§ **EXERCISE DATA**
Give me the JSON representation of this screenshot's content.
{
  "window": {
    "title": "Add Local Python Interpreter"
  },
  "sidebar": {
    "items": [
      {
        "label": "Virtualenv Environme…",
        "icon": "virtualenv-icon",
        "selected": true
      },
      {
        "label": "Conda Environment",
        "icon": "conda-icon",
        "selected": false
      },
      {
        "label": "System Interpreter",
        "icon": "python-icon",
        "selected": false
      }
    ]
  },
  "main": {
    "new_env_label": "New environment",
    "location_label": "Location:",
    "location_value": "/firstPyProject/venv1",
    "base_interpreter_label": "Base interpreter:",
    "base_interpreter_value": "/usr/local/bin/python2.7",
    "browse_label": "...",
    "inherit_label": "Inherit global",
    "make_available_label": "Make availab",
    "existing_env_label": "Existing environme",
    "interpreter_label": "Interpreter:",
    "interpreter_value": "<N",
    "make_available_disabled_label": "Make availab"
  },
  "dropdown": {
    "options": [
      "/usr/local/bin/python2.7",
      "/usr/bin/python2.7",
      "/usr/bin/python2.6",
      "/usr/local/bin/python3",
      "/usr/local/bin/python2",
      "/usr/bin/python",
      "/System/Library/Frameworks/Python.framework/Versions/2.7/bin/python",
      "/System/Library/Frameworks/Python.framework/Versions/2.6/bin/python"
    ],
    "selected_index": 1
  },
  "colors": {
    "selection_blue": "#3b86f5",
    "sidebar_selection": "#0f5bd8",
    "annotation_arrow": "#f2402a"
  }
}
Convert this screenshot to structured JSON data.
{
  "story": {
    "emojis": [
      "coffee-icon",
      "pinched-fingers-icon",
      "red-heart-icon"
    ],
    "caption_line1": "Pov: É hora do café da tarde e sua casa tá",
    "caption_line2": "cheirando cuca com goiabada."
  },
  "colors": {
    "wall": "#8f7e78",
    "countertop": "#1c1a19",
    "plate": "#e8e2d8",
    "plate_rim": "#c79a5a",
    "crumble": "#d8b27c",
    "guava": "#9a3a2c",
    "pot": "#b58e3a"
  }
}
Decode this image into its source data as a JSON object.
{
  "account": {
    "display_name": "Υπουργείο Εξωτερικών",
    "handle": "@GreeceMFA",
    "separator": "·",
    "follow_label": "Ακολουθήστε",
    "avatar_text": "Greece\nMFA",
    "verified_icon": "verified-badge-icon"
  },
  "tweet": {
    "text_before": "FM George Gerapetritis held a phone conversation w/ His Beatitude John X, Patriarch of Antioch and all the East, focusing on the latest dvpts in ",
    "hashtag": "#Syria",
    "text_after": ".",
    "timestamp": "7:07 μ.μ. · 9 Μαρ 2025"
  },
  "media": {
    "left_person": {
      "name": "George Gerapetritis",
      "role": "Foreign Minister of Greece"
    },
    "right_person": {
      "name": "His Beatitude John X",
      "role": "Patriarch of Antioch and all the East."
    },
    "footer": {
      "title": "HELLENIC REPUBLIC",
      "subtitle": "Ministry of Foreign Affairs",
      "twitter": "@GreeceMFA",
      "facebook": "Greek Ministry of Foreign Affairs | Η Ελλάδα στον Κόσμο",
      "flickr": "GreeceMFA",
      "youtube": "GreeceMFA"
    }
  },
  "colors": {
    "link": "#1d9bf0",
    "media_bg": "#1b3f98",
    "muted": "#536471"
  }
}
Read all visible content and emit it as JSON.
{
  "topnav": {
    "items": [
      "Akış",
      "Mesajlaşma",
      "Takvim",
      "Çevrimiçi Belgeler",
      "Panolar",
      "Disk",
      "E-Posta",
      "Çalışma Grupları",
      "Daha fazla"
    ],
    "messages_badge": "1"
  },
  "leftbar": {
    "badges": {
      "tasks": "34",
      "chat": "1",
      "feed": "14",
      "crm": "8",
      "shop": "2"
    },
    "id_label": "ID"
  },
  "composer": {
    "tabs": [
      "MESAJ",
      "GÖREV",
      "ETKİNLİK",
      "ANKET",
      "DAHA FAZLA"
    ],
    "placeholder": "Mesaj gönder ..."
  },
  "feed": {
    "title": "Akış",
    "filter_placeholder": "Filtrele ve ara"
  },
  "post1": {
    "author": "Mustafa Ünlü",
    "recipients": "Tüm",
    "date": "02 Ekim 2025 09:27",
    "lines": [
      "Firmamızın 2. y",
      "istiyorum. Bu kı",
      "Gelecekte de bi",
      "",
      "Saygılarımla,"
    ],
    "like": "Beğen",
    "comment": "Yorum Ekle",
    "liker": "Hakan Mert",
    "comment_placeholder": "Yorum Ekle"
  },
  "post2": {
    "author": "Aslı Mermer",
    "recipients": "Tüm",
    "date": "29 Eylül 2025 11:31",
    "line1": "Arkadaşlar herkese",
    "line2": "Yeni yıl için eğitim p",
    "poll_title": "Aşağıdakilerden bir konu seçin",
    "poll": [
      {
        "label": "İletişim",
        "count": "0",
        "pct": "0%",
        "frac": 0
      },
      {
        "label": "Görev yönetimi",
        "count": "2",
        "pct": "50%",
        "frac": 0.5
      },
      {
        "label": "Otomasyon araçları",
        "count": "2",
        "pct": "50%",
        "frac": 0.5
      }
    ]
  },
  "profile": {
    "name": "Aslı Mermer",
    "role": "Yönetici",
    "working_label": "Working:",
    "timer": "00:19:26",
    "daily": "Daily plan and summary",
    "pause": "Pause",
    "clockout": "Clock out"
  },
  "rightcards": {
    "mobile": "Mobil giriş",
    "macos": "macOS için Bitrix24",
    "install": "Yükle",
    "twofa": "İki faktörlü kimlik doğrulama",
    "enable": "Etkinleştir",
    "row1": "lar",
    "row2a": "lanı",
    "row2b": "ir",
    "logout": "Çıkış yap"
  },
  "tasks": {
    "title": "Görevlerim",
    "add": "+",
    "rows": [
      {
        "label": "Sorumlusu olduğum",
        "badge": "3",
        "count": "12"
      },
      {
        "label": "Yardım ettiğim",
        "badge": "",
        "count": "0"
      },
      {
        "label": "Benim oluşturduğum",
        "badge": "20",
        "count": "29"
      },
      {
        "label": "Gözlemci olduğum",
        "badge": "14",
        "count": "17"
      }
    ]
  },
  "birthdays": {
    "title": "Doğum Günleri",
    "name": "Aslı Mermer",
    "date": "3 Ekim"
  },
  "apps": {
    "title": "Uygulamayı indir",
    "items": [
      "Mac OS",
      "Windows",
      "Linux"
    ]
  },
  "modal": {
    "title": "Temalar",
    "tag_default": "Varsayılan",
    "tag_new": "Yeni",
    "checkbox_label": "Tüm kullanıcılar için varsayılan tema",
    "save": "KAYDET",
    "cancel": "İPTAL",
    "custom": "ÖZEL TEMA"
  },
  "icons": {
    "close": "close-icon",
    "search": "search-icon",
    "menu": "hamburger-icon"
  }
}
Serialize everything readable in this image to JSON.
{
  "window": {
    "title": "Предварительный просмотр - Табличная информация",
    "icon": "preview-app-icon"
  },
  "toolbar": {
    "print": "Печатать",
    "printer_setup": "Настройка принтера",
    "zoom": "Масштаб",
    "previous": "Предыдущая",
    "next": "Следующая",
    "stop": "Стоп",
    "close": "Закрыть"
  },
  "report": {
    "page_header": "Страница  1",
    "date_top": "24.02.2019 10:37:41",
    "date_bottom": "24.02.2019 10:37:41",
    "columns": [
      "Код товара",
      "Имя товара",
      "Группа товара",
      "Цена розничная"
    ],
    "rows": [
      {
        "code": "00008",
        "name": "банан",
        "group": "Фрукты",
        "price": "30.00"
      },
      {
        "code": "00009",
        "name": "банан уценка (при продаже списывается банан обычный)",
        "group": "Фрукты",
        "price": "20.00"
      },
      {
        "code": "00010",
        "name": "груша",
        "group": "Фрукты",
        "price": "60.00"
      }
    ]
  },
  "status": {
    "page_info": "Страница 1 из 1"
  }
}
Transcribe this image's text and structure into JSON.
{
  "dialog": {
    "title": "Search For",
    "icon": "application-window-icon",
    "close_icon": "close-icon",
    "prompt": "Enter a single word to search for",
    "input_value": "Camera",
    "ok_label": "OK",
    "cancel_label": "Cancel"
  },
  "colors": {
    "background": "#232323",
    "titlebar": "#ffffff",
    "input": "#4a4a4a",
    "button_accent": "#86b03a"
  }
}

§ **TO BE DONE**
Make a copy of each line that contains the string "Страница".

§ **FINAL RESULT**
    "page_header": "Страница  1",
    "page_info": "Страница 1 из 1"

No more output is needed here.